Make an exact copy of all the entries below, with the pictures left out.

The input start

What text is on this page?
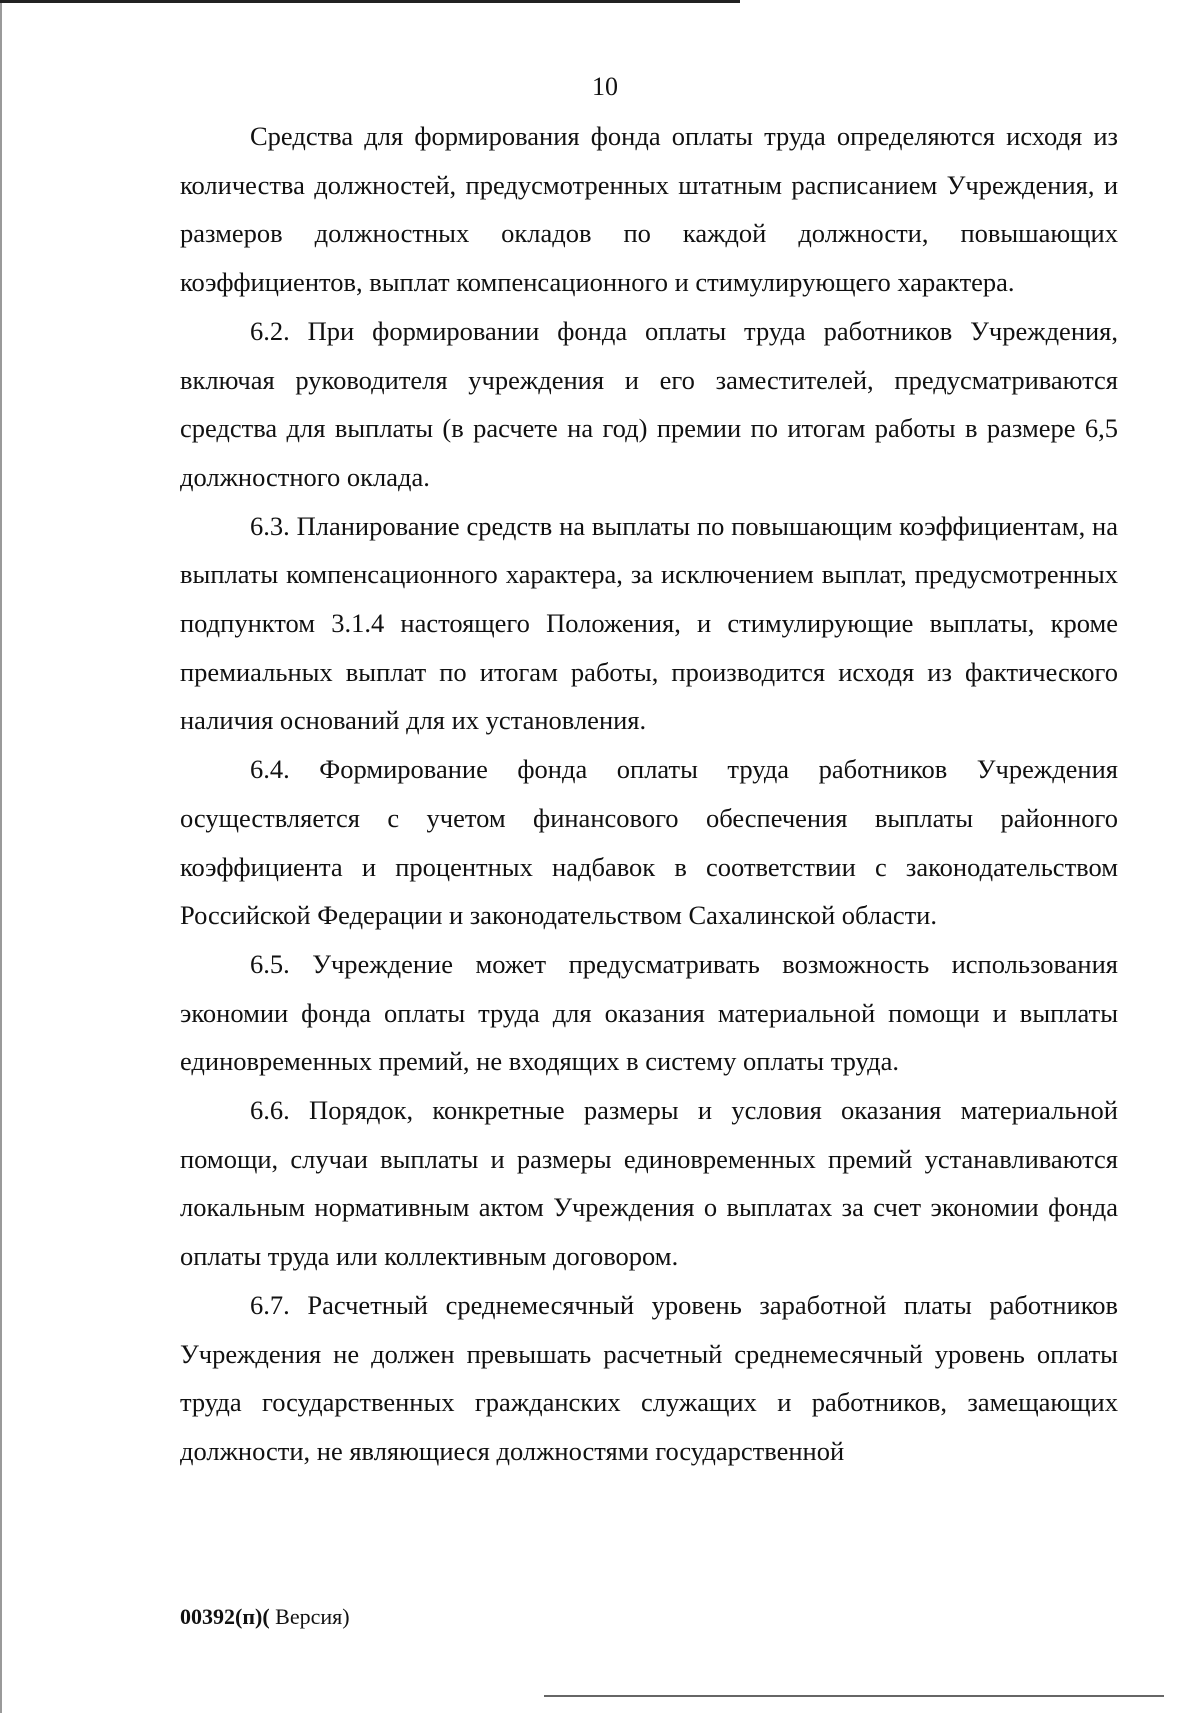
10

Средства для формирования фонда оплаты труда определяются исходя из количества должностей, предусмотренных штатным расписанием Учреждения, и размеров должностных окладов по каждой должности, повышающих коэффициентов, выплат компенсационного и стимулирующего характера.

6.2. При формировании фонда оплаты труда работников Учреждения, включая руководителя учреждения и его заместителей, предусматриваются средства для выплаты (в расчете на год) премии по итогам работы в размере 6,5 должностного оклада.

6.3. Планирование средств на выплаты по повышающим коэффициентам, на выплаты компенсационного характера, за исключением выплат, предусмотренных подпунктом 3.1.4 настоящего Положения, и стимулирующие выплаты, кроме премиальных выплат по итогам работы, производится исходя из фактического наличия оснований для их установления.

6.4. Формирование фонда оплаты труда работников Учреждения осуществляется с учетом финансового обеспечения выплаты районного коэффициента и процентных надбавок в соответствии с законодательством Российской Федерации и законодательством Сахалинской области.

6.5. Учреждение может предусматривать возможность использования экономии фонда оплаты труда для оказания материальной помощи и выплаты единовременных премий, не входящих в систему оплаты труда.

6.6. Порядок, конкретные размеры и условия оказания материальной помощи, случаи выплаты и размеры единовременных премий устанавливаются локальным нормативным актом Учреждения о выплатах за счет экономии фонда оплаты труда или коллективным договором.

6.7. Расчетный среднемесячный уровень заработной платы работников Учреждения не должен превышать расчетный среднемесячный уровень оплаты труда государственных гражданских служащих и работников, замещающих должности, не являющиеся должностями государственной

00392(п)( Версия)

The input end

### Exercise response
What text is on this page?
10

Средства для формирования фонда оплаты труда определяются исходя из количества должностей, предусмотренных штатным расписанием Учреждения, и размеров должностных окладов по каждой должности, повышающих коэффициентов, выплат компенсационного и стимулирующего характера.

6.2. При формировании фонда оплаты труда работников Учреждения, включая руководителя учреждения и его заместителей, предусматриваются средства для выплаты (в расчете на год) премии по итогам работы в размере 6,5 должностного оклада.

6.3. Планирование средств на выплаты по повышающим коэффициентам, на выплаты компенсационного характера, за исключением выплат, предусмотренных подпунктом 3.1.4 настоящего Положения, и стимулирующие выплаты, кроме премиальных выплат по итогам работы, производится исходя из фактического наличия оснований для их установления.

6.4. Формирование фонда оплаты труда работников Учреждения осуществляется с учетом финансового обеспечения выплаты районного коэффициента и процентных надбавок в соответствии с законодательством Российской Федерации и законодательством Сахалинской области.

6.5. Учреждение может предусматривать возможность использования экономии фонда оплаты труда для оказания материальной помощи и выплаты единовременных премий, не входящих в систему оплаты труда.

6.6. Порядок, конкретные размеры и условия оказания материальной помощи, случаи выплаты и размеры единовременных премий устанавливаются локальным нормативным актом Учреждения о выплатах за счет экономии фонда оплаты труда или коллективным договором.

6.7. Расчетный среднемесячный уровень заработной платы работников Учреждения не должен превышать расчетный среднемесячный уровень оплаты труда государственных гражданских служащих и работников, замещающих должности, не являющиеся должностями государственной

00392(п)( Версия)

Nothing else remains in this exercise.